Text shown:
Why Recovery Is an Inside Job


Hey friends, Lewis here.


When a stroke first hits, you rely completely on the outside world. Therapists, doctors, medication, equipment — all of it is vital, all of it matters, and none of it should ever be taken for granted. These people are the experts, the map-makers, and the safety net. For everything they gave me — including my life — I am grateful every single day.


But here is the hard-earned truth that took me time to fully accept, and that I now believe with everything I have:


The ultimate progress has to come from within.

Nobody can want your recovery more than you do. Nobody can do the internal work for you. The best therapist in the world cannot rewire your brain — only you can, through focused, deliberate, daily effort that you choose. Not because someone scheduled it. Because you decided.


Recovery is an inside job. And the mindset that drives it is what I call The Hustle.

What The Hustle Actually Means


The Hustle is not about grinding yourself into the ground or showing up to every session with something to prove to the room. It is about something deeper and more sustainable than that.


It is about total ownership.


Ownership means you are not a passenger in your own recovery. You are not simply showing up and waiting for progress to be delivered to you. You are the CEO of your care — the one person in the room with the most at stake, the most to gain, and the most responsibility for what happens next.


I did not always operate this way. In the early months — six weeks in a coma, nine months in inpatient rehab, learning to shuffle ten feet in a pink gait belt while my daughters waited at the end of the hall — I was focused on survival. And that was exactly right for that season.


But at some point the season changes. And when it does, you have a choice to make. Are you going to keep waiting for recovery to happen to you? Or are you going to go get it?


Here is what total ownership actually looks like in practice:

Be the CEO of your care. Know your goals. Track your own progress. Ask your therapy team the hard questions — not just how did I do, but what should I be doing between now and next session to make the most of this? You are not just a patient receiving treatment. You are an active participant directing your own recovery. Nobody has more skin in this game than you do.

Task instructions:
1. Could you reproduce the stroke recovery post from "The Hustle is" to "for that season." word for word?
2. Answer these about the stroke recovery post:
(a) How long was the author in a coma?
(b) What name does the author give the mindset that drives recovery?
(c) What color was the gait belt the author used while learning to shuffle ten feet?
3. What comes next in the stroke recovery post? Continue it from its final paragraph.

(Items listed in a dataset)

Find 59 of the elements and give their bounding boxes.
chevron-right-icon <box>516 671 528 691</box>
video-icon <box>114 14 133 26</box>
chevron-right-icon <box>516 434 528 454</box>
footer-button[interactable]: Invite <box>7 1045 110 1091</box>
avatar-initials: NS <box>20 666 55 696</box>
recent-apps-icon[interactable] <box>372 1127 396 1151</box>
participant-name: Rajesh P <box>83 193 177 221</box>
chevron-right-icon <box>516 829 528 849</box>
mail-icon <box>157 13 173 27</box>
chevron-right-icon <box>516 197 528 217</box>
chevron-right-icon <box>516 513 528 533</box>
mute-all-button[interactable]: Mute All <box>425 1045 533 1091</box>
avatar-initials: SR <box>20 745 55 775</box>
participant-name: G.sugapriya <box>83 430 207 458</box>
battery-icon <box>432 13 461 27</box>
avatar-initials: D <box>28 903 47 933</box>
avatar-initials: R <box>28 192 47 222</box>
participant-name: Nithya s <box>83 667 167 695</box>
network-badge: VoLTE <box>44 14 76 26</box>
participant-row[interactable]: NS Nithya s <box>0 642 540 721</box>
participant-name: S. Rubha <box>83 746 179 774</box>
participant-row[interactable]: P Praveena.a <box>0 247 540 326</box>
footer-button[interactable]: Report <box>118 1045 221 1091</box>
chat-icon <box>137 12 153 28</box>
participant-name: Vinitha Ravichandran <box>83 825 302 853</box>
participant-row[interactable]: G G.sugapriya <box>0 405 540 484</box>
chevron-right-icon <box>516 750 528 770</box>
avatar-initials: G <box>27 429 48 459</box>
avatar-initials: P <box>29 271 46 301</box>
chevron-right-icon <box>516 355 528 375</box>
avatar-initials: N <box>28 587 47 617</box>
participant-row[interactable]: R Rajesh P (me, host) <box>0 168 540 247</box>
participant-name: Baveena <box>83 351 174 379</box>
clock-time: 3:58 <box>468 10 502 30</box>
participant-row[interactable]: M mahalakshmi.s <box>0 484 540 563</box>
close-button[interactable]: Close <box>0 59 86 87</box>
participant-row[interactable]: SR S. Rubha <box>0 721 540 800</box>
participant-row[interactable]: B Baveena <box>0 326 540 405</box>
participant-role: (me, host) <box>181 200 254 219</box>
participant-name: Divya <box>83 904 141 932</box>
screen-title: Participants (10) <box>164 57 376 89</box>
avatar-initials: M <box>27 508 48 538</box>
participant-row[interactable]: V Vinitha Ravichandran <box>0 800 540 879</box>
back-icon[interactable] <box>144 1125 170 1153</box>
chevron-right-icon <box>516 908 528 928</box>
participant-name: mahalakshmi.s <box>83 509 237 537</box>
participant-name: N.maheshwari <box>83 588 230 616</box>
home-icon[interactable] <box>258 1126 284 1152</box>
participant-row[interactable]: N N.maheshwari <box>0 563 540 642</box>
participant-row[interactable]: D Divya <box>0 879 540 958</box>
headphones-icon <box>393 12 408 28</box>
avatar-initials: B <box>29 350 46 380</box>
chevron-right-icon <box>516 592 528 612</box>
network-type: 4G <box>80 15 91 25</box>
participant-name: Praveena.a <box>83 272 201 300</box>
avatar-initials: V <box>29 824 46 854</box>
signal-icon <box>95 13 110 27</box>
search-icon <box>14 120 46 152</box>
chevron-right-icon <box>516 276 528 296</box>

Solved problems:
1.
The Hustle is not about grinding yourself into the ground or showing up to every session with something to prove to the room. It is about something deeper and more sustainable than that.


It is about total ownership.


Ownership means you are not a passenger in your own recovery. You are not simply showing up and waiting for progress to be delivered to you. You are the CEO of your care — the one person in the room with the most at stake, the most to gain, and the most responsibility for what happens next.


I did not always operate this way. In the early months — six weeks in a coma, nine months in inpatient rehab, learning to shuffle ten feet in a pink gait belt while my daughters waited at the end of the hall — I was focused on survival. And that was exactly right for that season.

2.
(a) Six weeks
(b) The Hustle
(c) Pink

3.
Practice on the off days. This is critical. Real gains do not only happen in the therapy room — they happen in between, in the quiet unseen moments when nobody is watching and you choose to do the work anyway. If your goal is hand mobility, pick up the TV remote with your affected hand. Wipe the counter. Reach for the glass yourself. Neuroplasticity does not have office hours.


Consistency is the currency of recovery and you are the one who decides how much to spend. I write about the full self-care and exercise approach in Beyond Shattered — including the bodyweight routines I used to shed 70 pounds and rebuild my strength from scratch. It is all in there if you want the complete picture.


Find your Why. Not the surface answer — the real one underneath it.


Not I want to get better, but the specific, deeply personal reason that makes getting better matter. For me it was getting back behind the wheel. Visiting survivors in that hospital as someone who had walked the whole path. Building something that could help the next person who wakes up in that bed with no roadmap. Write your Why down. Put it somewhere you will see it on your worst days. That Why is the engine — the thing that keeps the motor running when willpower alone runs dry.

Embrace the Fall — The Power of Failure


Now I want to talk about something that sounds completely backwards. Something that took me a while to make peace with and that I now consider one of the most important mindset shifts in all of recovery.


We have to learn to fail.


I know. You are exhausted by failing. You are tired of the gap between what you are trying to do and what your body will cooperate with. The last thing you want is someone telling you to lean into it.


But hear me out — because this reframe changes everything.

Think about a toddler learning to walk. They fall constantly. They wobble, they crash, they sit there looking confused, and then they get right back up and try again. Nobody calls it failing. We understand instinctively that the falling is the learning. Every crash is the brain and body figuring out something they will use on the very next attempt.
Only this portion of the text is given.